Collected data entries
++++++++

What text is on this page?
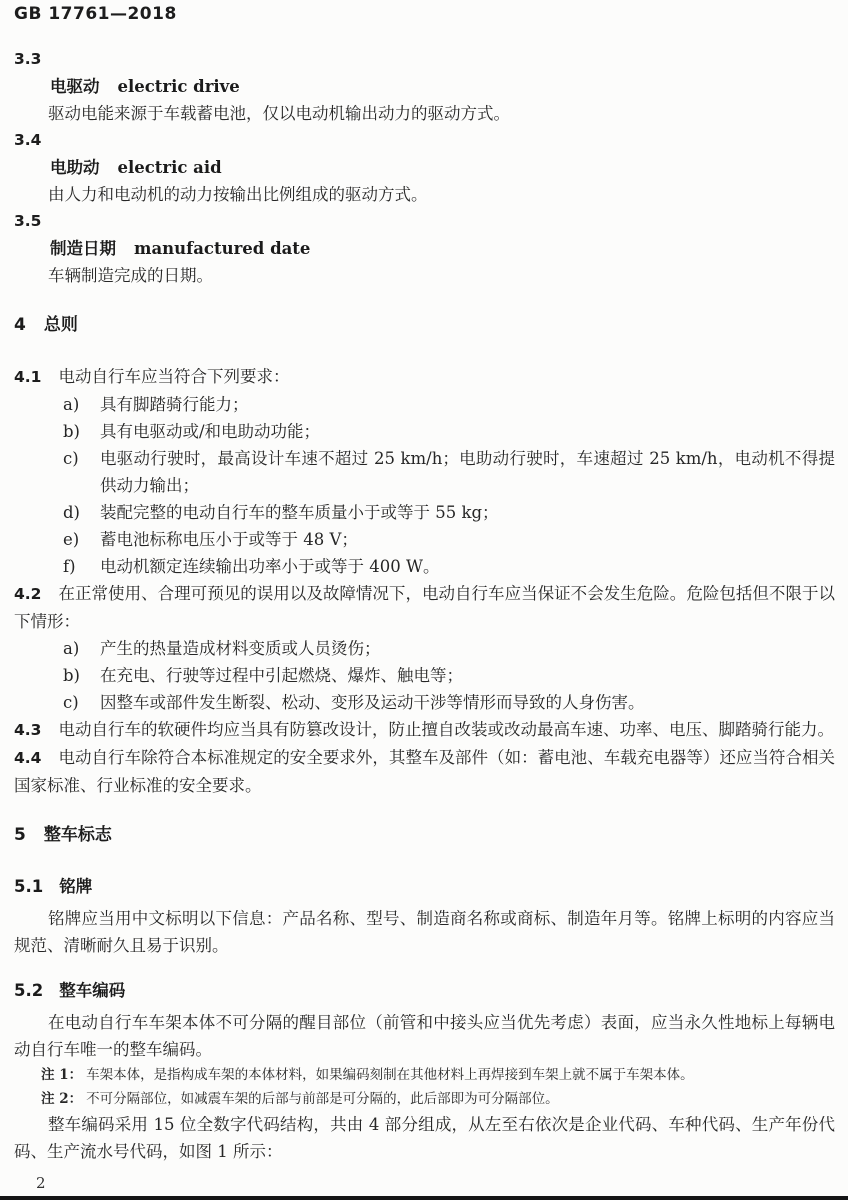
GB 17761—2018
3.3
电驱动 electric drive
驱动电能来源于车载蓄电池，仅以电动机输出动力的驱动方式。
3.4
电助动 electric aid
由人力和电动机的动力按输出比例组成的驱动方式。
3.5
制造日期 manufactured date
车辆制造完成的日期。
4 总则

4.1 电动自行车应当符合下列要求：

a)	具有脚踏骑行能力；
b)	具有电驱动或/和电助动功能；
c)	电驱动行驶时，最高设计车速不超过 25 km/h；电助动行驶时，车速超过 25 km/h，电动机不得提供动力输出；
d)	装配完整的电动自行车的整车质量小于或等于 55 kg；
e)	蓄电池标称电压小于或等于 48 V；
f)	电动机额定连续输出功率小于或等于 400 W。

4.2 在正常使用、合理可预见的误用以及故障情况下，电动自行车应当保证不会发生危险。危险包括但不限于以下情形：

a)	产生的热量造成材料变质或人员烫伤；
b)	在充电、行驶等过程中引起燃烧、爆炸、触电等；
c)	因整车或部件发生断裂、松动、变形及运动干涉等情形而导致的人身伤害。

4.3 电动自行车的软硬件均应当具有防篡改设计，防止擅自改装或改动最高车速、功率、电压、脚踏骑行能力。

4.4 电动自行车除符合本标准规定的安全要求外，其整车及部件（如：蓄电池、车载充电器等）还应当符合相关国家标准、行业标准的安全要求。

5 整车标志
5.1 铭牌

铭牌应当用中文标明以下信息：产品名称、型号、制造商名称或商标、制造年月等。铭牌上标明的内容应当规范、清晰耐久且易于识别。

5.2 整车编码

在电动自行车车架本体不可分隔的醒目部位（前管和中接头应当优先考虑）表面，应当永久性地标上每辆电动自行车唯一的整车编码。

注 1： 车架本体，是指构成车架的本体材料，如果编码刻制在其他材料上再焊接到车架上就不属于车架本体。

注 2： 不可分隔部位，如减震车架的后部与前部是可分隔的，此后部即为可分隔部位。

整车编码采用 15 位全数字代码结构，共由 4 部分组成，从左至右依次是企业代码、车种代码、生产年份代码、生产流水号代码，如图 1 所示：

2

++++++++

## GIVEN PROBLEM:
Pick out all lines from the data above in which the word "electric" appears.

## SOLUTION:
电驱动 electric drive
电助动 electric aid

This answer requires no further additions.